- STATED PROBLEM: Leave out the pictures and copy every record exactly.

(Records excerpted from a collection)
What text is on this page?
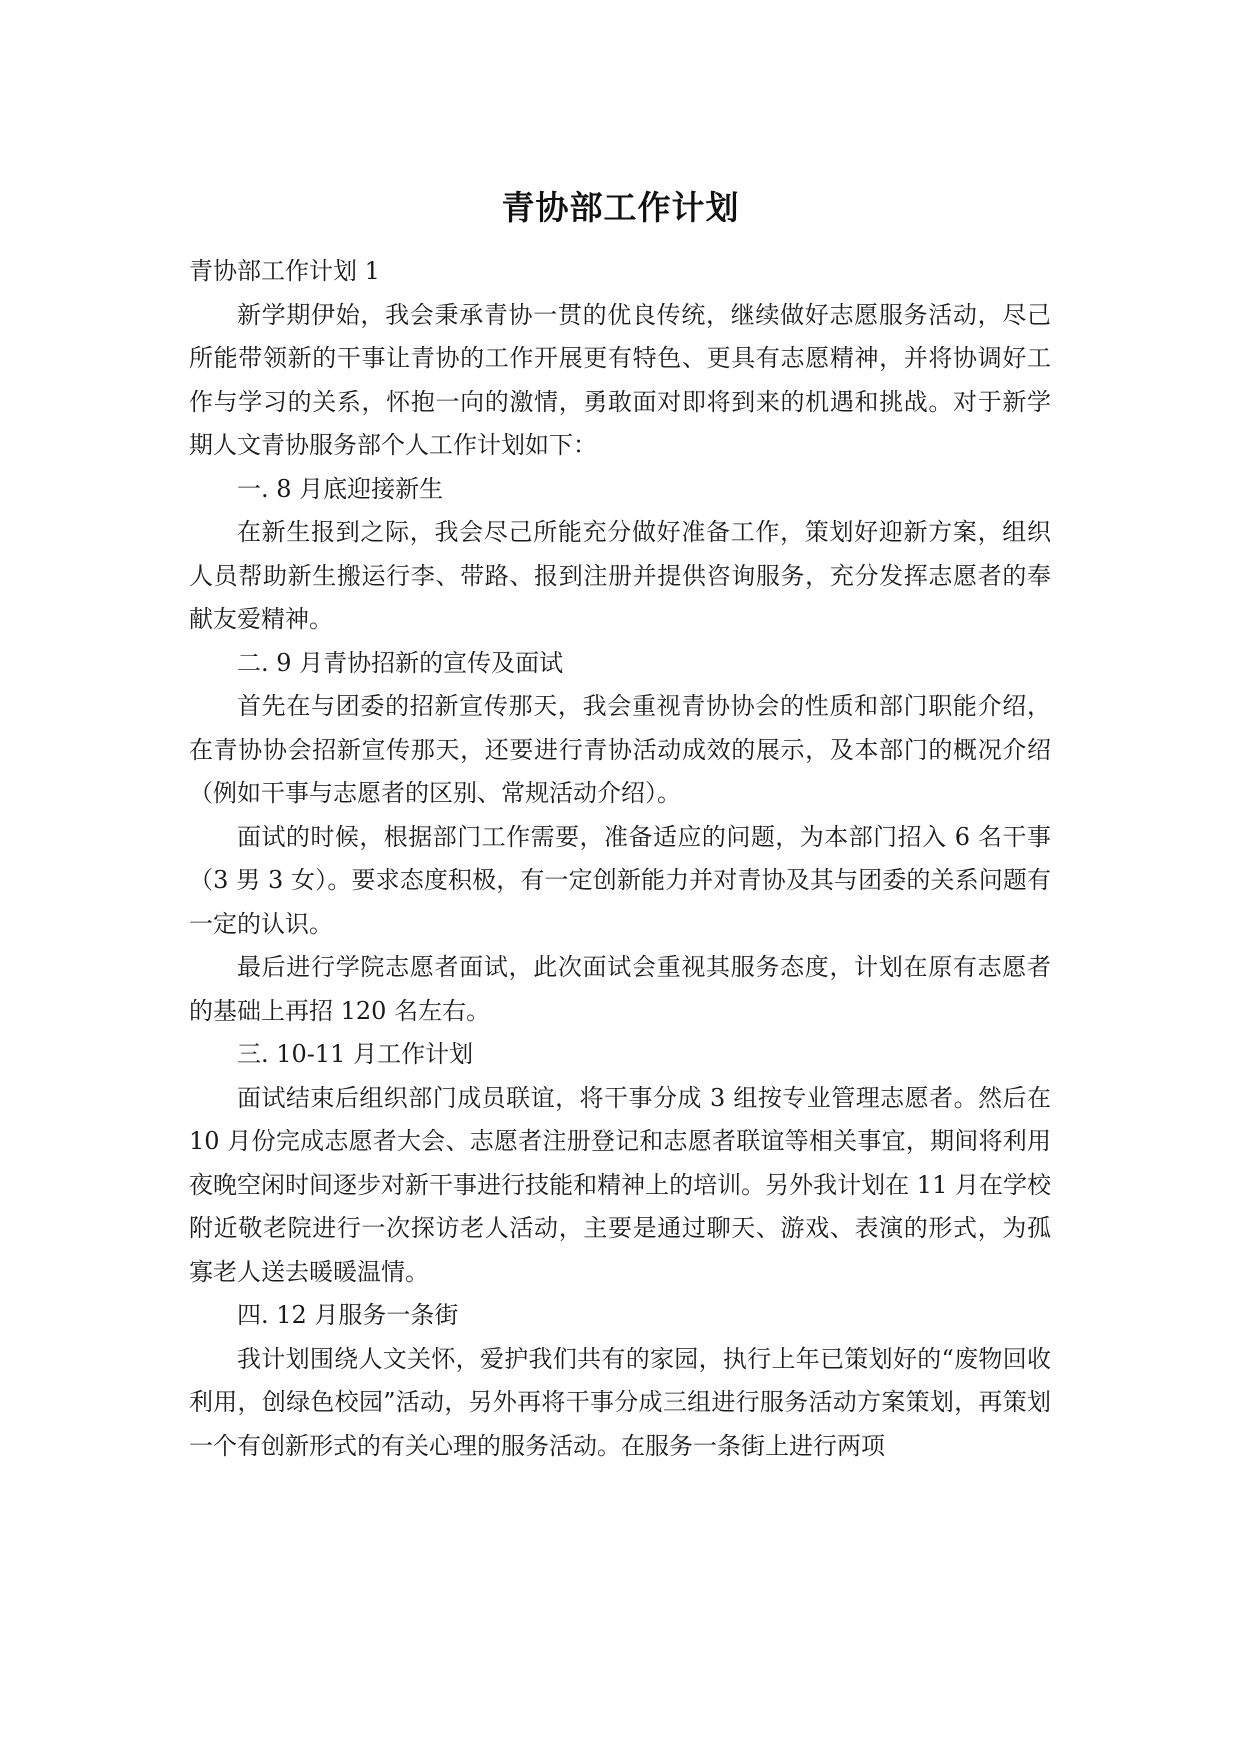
青协部工作计划

青协部工作计划 1

新学期伊始，我会秉承青协一贯的优良传统，继续做好志愿服务活动，尽己所能带领新的干事让青协的工作开展更有特色、更具有志愿精神，并将协调好工作与学习的关系，怀抱一向的激情，勇敢面对即将到来的机遇和挑战。对于新学期人文青协服务部个人工作计划如下：

一. 8 月底迎接新生

在新生报到之际，我会尽己所能充分做好准备工作，策划好迎新方案，组织人员帮助新生搬运行李、带路、报到注册并提供咨询服务，充分发挥志愿者的奉献友爱精神。

二. 9 月青协招新的宣传及面试

首先在与团委的招新宣传那天，我会重视青协协会的性质和部门职能介绍，在青协协会招新宣传那天，还要进行青协活动成效的展示，及本部门的概况介绍（例如干事与志愿者的区别、常规活动介绍）。

面试的时候，根据部门工作需要，准备适应的问题，为本部门招入 6 名干事（3 男 3 女）。要求态度积极，有一定创新能力并对青协及其与团委的关系问题有一定的认识。

最后进行学院志愿者面试，此次面试会重视其服务态度，计划在原有志愿者的基础上再招 120 名左右。

三. 10-11 月工作计划

面试结束后组织部门成员联谊，将干事分成 3 组按专业管理志愿者。然后在 10 月份完成志愿者大会、志愿者注册登记和志愿者联谊等相关事宜，期间将利用夜晚空闲时间逐步对新干事进行技能和精神上的培训。另外我计划在 11 月在学校附近敬老院进行一次探访老人活动，主要是通过聊天、游戏、表演的形式，为孤寡老人送去暖暖温情。

四. 12 月服务一条街

我计划围绕人文关怀，爱护我们共有的家园，执行上年已策划好的“废物回收利用，创绿色校园”活动，另外再将干事分成三组进行服务活动方案策划，再策划一个有创新形式的有关心理的服务活动。在服务一条街上进行两项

- REPLY TO THE EXERCISE:
What text is on this page?
青协部工作计划

青协部工作计划 1

新学期伊始，我会秉承青协一贯的优良传统，继续做好志愿服务活动，尽己所能带领新的干事让青协的工作开展更有特色、更具有志愿精神，并将协调好工作与学习的关系，怀抱一向的激情，勇敢面对即将到来的机遇和挑战。对于新学期人文青协服务部个人工作计划如下：

一. 8 月底迎接新生

在新生报到之际，我会尽己所能充分做好准备工作，策划好迎新方案，组织人员帮助新生搬运行李、带路、报到注册并提供咨询服务，充分发挥志愿者的奉献友爱精神。

二. 9 月青协招新的宣传及面试

首先在与团委的招新宣传那天，我会重视青协协会的性质和部门职能介绍，在青协协会招新宣传那天，还要进行青协活动成效的展示，及本部门的概况介绍（例如干事与志愿者的区别、常规活动介绍）。

面试的时候，根据部门工作需要，准备适应的问题，为本部门招入 6 名干事（3 男 3 女）。要求态度积极，有一定创新能力并对青协及其与团委的关系问题有一定的认识。

最后进行学院志愿者面试，此次面试会重视其服务态度，计划在原有志愿者的基础上再招 120 名左右。

三. 10-11 月工作计划

面试结束后组织部门成员联谊，将干事分成 3 组按专业管理志愿者。然后在 10 月份完成志愿者大会、志愿者注册登记和志愿者联谊等相关事宜，期间将利用夜晚空闲时间逐步对新干事进行技能和精神上的培训。另外我计划在 11 月在学校附近敬老院进行一次探访老人活动，主要是通过聊天、游戏、表演的形式，为孤寡老人送去暖暖温情。

四. 12 月服务一条街

我计划围绕人文关怀，爱护我们共有的家园，执行上年已策划好的“废物回收利用，创绿色校园”活动，另外再将干事分成三组进行服务活动方案策划，再策划一个有创新形式的有关心理的服务活动。在服务一条街上进行两项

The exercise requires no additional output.